■ What to work on ■
Output the material beneath exactly, leaving nothing out.

────────

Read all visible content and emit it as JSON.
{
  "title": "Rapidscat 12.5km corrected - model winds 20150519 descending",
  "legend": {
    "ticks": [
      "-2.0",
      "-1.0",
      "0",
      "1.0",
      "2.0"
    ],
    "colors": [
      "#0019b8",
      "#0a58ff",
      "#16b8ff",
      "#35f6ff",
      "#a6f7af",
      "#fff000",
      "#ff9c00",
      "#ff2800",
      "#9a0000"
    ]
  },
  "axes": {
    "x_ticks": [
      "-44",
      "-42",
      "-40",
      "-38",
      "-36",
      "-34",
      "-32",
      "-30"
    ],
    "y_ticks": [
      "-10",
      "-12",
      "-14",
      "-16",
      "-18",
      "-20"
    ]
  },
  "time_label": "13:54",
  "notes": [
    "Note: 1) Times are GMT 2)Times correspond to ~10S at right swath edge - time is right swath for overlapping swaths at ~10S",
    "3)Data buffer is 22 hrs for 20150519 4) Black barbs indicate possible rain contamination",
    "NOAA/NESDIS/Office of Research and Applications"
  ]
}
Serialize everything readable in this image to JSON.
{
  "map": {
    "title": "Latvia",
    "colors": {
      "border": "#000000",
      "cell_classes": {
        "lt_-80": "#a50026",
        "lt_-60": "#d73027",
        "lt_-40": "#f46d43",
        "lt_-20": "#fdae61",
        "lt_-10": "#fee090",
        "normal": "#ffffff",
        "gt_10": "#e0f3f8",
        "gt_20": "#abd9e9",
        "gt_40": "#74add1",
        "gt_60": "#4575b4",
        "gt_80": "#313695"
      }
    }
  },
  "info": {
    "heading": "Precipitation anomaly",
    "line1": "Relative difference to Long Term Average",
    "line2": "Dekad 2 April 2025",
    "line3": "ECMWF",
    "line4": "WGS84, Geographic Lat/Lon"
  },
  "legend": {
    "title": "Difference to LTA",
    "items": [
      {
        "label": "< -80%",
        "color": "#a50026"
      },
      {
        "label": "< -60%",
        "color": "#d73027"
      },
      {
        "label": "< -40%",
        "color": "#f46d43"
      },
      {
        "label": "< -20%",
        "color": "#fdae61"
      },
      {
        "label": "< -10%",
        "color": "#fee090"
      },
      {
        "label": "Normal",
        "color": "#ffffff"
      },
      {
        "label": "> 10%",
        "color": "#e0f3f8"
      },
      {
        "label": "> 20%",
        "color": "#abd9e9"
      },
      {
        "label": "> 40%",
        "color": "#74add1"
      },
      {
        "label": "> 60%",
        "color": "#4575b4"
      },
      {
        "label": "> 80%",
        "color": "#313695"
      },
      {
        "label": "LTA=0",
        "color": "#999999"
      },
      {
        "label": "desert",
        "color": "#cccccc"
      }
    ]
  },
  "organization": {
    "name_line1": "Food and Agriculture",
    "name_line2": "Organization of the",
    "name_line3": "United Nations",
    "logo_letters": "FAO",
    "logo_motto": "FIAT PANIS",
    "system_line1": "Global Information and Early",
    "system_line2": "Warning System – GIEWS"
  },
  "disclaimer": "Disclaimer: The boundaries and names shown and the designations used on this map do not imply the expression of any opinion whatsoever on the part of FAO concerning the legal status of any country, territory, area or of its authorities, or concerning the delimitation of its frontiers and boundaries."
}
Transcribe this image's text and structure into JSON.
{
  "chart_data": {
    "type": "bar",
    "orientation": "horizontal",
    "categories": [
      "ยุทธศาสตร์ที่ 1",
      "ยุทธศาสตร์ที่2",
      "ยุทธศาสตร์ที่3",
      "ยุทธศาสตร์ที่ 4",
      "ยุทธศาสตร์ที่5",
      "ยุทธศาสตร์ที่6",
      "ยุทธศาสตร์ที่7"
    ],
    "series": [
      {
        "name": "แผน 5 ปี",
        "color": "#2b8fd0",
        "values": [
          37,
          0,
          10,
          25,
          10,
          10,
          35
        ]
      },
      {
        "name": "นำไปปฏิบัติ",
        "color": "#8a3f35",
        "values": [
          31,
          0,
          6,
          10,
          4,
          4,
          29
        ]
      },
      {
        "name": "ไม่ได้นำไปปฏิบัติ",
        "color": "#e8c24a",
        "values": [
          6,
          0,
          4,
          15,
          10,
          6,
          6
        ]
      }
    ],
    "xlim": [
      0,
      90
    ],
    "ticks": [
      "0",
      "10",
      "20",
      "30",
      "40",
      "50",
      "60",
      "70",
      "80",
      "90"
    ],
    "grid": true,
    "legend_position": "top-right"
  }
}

────────

■ Reply ■
Read all visible content and emit it as JSON.
{
  "title": "Rapidscat 12.5km corrected - model winds 20150519 descending",
  "legend": {
    "ticks": [
      "-2.0",
      "-1.0",
      "0",
      "1.0",
      "2.0"
    ],
    "colors": [
      "#0019b8",
      "#0a58ff",
      "#16b8ff",
      "#35f6ff",
      "#a6f7af",
      "#fff000",
      "#ff9c00",
      "#ff2800",
      "#9a0000"
    ]
  },
  "axes": {
    "x_ticks": [
      "-44",
      "-42",
      "-40",
      "-38",
      "-36",
      "-34",
      "-32",
      "-30"
    ],
    "y_ticks": [
      "-10",
      "-12",
      "-14",
      "-16",
      "-18",
      "-20"
    ]
  },
  "time_label": "13:54",
  "notes": [
    "Note: 1) Times are GMT 2)Times correspond to ~10S at right swath edge - time is right swath for overlapping swaths at ~10S",
    "3)Data buffer is 22 hrs for 20150519 4) Black barbs indicate possible rain contamination",
    "NOAA/NESDIS/Office of Research and Applications"
  ]
}
Serialize everything readable in this image to JSON.
{
  "map": {
    "title": "Latvia",
    "colors": {
      "border": "#000000",
      "cell_classes": {
        "lt_-80": "#a50026",
        "lt_-60": "#d73027",
        "lt_-40": "#f46d43",
        "lt_-20": "#fdae61",
        "lt_-10": "#fee090",
        "normal": "#ffffff",
        "gt_10": "#e0f3f8",
        "gt_20": "#abd9e9",
        "gt_40": "#74add1",
        "gt_60": "#4575b4",
        "gt_80": "#313695"
      }
    }
  },
  "info": {
    "heading": "Precipitation anomaly",
    "line1": "Relative difference to Long Term Average",
    "line2": "Dekad 2 April 2025",
    "line3": "ECMWF",
    "line4": "WGS84, Geographic Lat/Lon"
  },
  "legend": {
    "title": "Difference to LTA",
    "items": [
      {
        "label": "< -80%",
        "color": "#a50026"
      },
      {
        "label": "< -60%",
        "color": "#d73027"
      },
      {
        "label": "< -40%",
        "color": "#f46d43"
      },
      {
        "label": "< -20%",
        "color": "#fdae61"
      },
      {
        "label": "< -10%",
        "color": "#fee090"
      },
      {
        "label": "Normal",
        "color": "#ffffff"
      },
      {
        "label": "> 10%",
        "color": "#e0f3f8"
      },
      {
        "label": "> 20%",
        "color": "#abd9e9"
      },
      {
        "label": "> 40%",
        "color": "#74add1"
      },
      {
        "label": "> 60%",
        "color": "#4575b4"
      },
      {
        "label": "> 80%",
        "color": "#313695"
      },
      {
        "label": "LTA=0",
        "color": "#999999"
      },
      {
        "label": "desert",
        "color": "#cccccc"
      }
    ]
  },
  "organization": {
    "name_line1": "Food and Agriculture",
    "name_line2": "Organization of the",
    "name_line3": "United Nations",
    "logo_letters": "FAO",
    "logo_motto": "FIAT PANIS",
    "system_line1": "Global Information and Early",
    "system_line2": "Warning System – GIEWS"
  },
  "disclaimer": "Disclaimer: The boundaries and names shown and the designations used on this map do not imply the expression of any opinion whatsoever on the part of FAO concerning the legal status of any country, territory, area or of its authorities, or concerning the delimitation of its frontiers and boundaries."
}
Transcribe this image's text and structure into JSON.
{
  "chart_data": {
    "type": "bar",
    "orientation": "horizontal",
    "categories": [
      "ยุทธศาสตร์ที่ 1",
      "ยุทธศาสตร์ที่2",
      "ยุทธศาสตร์ที่3",
      "ยุทธศาสตร์ที่ 4",
      "ยุทธศาสตร์ที่5",
      "ยุทธศาสตร์ที่6",
      "ยุทธศาสตร์ที่7"
    ],
    "series": [
      {
        "name": "แผน 5 ปี",
        "color": "#2b8fd0",
        "values": [
          37,
          0,
          10,
          25,
          10,
          10,
          35
        ]
      },
      {
        "name": "นำไปปฏิบัติ",
        "color": "#8a3f35",
        "values": [
          31,
          0,
          6,
          10,
          4,
          4,
          29
        ]
      },
      {
        "name": "ไม่ได้นำไปปฏิบัติ",
        "color": "#e8c24a",
        "values": [
          6,
          0,
          4,
          15,
          10,
          6,
          6
        ]
      }
    ],
    "xlim": [
      0,
      90
    ],
    "ticks": [
      "0",
      "10",
      "20",
      "30",
      "40",
      "50",
      "60",
      "70",
      "80",
      "90"
    ],
    "grid": true,
    "legend_position": "top-right"
  }
}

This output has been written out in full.